(Dataset entries)

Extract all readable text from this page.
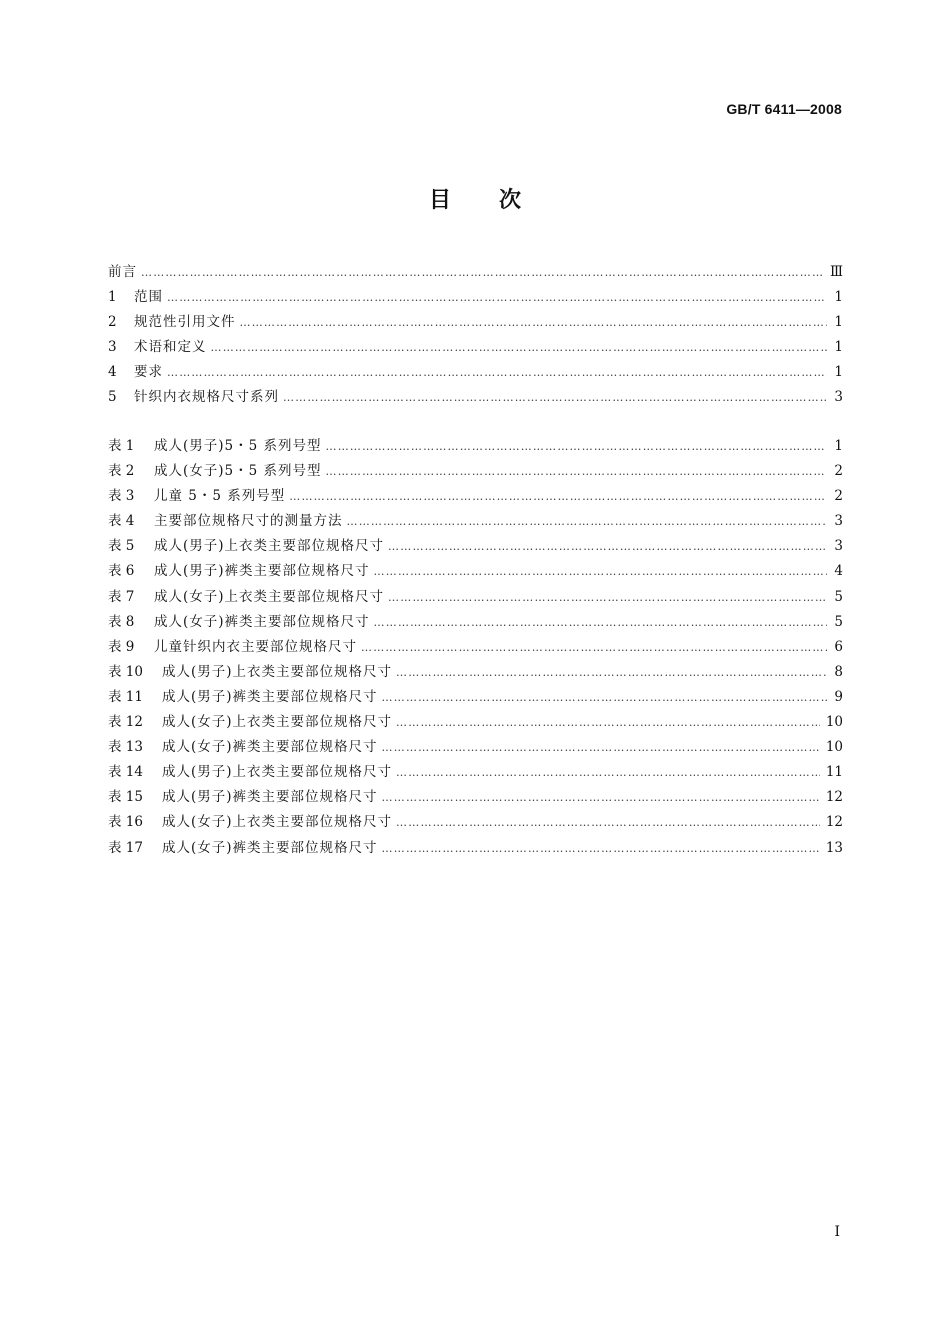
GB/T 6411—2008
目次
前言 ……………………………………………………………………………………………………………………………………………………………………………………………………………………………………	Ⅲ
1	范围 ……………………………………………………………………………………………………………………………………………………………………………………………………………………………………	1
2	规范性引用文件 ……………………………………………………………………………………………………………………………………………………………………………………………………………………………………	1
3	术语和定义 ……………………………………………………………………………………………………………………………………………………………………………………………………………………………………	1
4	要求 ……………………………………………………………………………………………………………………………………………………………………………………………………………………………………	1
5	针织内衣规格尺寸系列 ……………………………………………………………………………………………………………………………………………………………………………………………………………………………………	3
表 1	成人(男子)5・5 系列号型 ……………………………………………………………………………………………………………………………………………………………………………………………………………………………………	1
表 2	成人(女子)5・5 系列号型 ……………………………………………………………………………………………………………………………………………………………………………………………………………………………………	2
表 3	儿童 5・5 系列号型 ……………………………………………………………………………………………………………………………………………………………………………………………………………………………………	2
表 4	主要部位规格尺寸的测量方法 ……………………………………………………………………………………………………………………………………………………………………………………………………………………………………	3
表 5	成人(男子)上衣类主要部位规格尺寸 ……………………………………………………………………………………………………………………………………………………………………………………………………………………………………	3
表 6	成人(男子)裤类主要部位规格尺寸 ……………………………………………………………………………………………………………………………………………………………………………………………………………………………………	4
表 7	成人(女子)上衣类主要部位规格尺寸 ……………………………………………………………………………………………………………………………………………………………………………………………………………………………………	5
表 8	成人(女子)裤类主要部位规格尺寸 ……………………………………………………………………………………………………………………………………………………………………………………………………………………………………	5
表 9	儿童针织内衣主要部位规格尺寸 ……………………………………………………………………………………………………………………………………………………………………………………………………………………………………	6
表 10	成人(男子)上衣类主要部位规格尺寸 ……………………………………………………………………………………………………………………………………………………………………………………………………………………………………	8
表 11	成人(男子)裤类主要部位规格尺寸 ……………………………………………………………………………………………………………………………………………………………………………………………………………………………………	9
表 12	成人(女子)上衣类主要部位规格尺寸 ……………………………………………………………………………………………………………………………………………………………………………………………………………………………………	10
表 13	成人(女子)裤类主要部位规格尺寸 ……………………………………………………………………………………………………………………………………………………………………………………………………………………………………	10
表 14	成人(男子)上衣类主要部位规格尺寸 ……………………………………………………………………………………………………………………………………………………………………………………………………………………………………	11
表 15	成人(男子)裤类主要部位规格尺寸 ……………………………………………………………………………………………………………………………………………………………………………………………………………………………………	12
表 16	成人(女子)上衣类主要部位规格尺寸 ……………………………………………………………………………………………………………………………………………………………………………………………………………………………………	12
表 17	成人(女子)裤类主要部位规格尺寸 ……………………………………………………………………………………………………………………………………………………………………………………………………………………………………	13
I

REQUIREMENTS:
Copy out all the data without changing anything, and drop the pictures.

TASK RESULT:
Extract all readable text from this page.
GB/T 6411—2008
目次
前言 ……………………………………………………………………………………………………………………………………………………………………………………………………………………………………	Ⅲ
1	范围 ……………………………………………………………………………………………………………………………………………………………………………………………………………………………………	1
2	规范性引用文件 ……………………………………………………………………………………………………………………………………………………………………………………………………………………………………	1
3	术语和定义 ……………………………………………………………………………………………………………………………………………………………………………………………………………………………………	1
4	要求 ……………………………………………………………………………………………………………………………………………………………………………………………………………………………………	1
5	针织内衣规格尺寸系列 ……………………………………………………………………………………………………………………………………………………………………………………………………………………………………	3
表 1	成人(男子)5・5 系列号型 ……………………………………………………………………………………………………………………………………………………………………………………………………………………………………	1
表 2	成人(女子)5・5 系列号型 ……………………………………………………………………………………………………………………………………………………………………………………………………………………………………	2
表 3	儿童 5・5 系列号型 ……………………………………………………………………………………………………………………………………………………………………………………………………………………………………	2
表 4	主要部位规格尺寸的测量方法 ……………………………………………………………………………………………………………………………………………………………………………………………………………………………………	3
表 5	成人(男子)上衣类主要部位规格尺寸 ……………………………………………………………………………………………………………………………………………………………………………………………………………………………………	3
表 6	成人(男子)裤类主要部位规格尺寸 ……………………………………………………………………………………………………………………………………………………………………………………………………………………………………	4
表 7	成人(女子)上衣类主要部位规格尺寸 ……………………………………………………………………………………………………………………………………………………………………………………………………………………………………	5
表 8	成人(女子)裤类主要部位规格尺寸 ……………………………………………………………………………………………………………………………………………………………………………………………………………………………………	5
表 9	儿童针织内衣主要部位规格尺寸 ……………………………………………………………………………………………………………………………………………………………………………………………………………………………………	6
表 10	成人(男子)上衣类主要部位规格尺寸 ……………………………………………………………………………………………………………………………………………………………………………………………………………………………………	8
表 11	成人(男子)裤类主要部位规格尺寸 ……………………………………………………………………………………………………………………………………………………………………………………………………………………………………	9
表 12	成人(女子)上衣类主要部位规格尺寸 ……………………………………………………………………………………………………………………………………………………………………………………………………………………………………	10
表 13	成人(女子)裤类主要部位规格尺寸 ……………………………………………………………………………………………………………………………………………………………………………………………………………………………………	10
表 14	成人(男子)上衣类主要部位规格尺寸 ……………………………………………………………………………………………………………………………………………………………………………………………………………………………………	11
表 15	成人(男子)裤类主要部位规格尺寸 ……………………………………………………………………………………………………………………………………………………………………………………………………………………………………	12
表 16	成人(女子)上衣类主要部位规格尺寸 ……………………………………………………………………………………………………………………………………………………………………………………………………………………………………	12
表 17	成人(女子)裤类主要部位规格尺寸 ……………………………………………………………………………………………………………………………………………………………………………………………………………………………………	13
I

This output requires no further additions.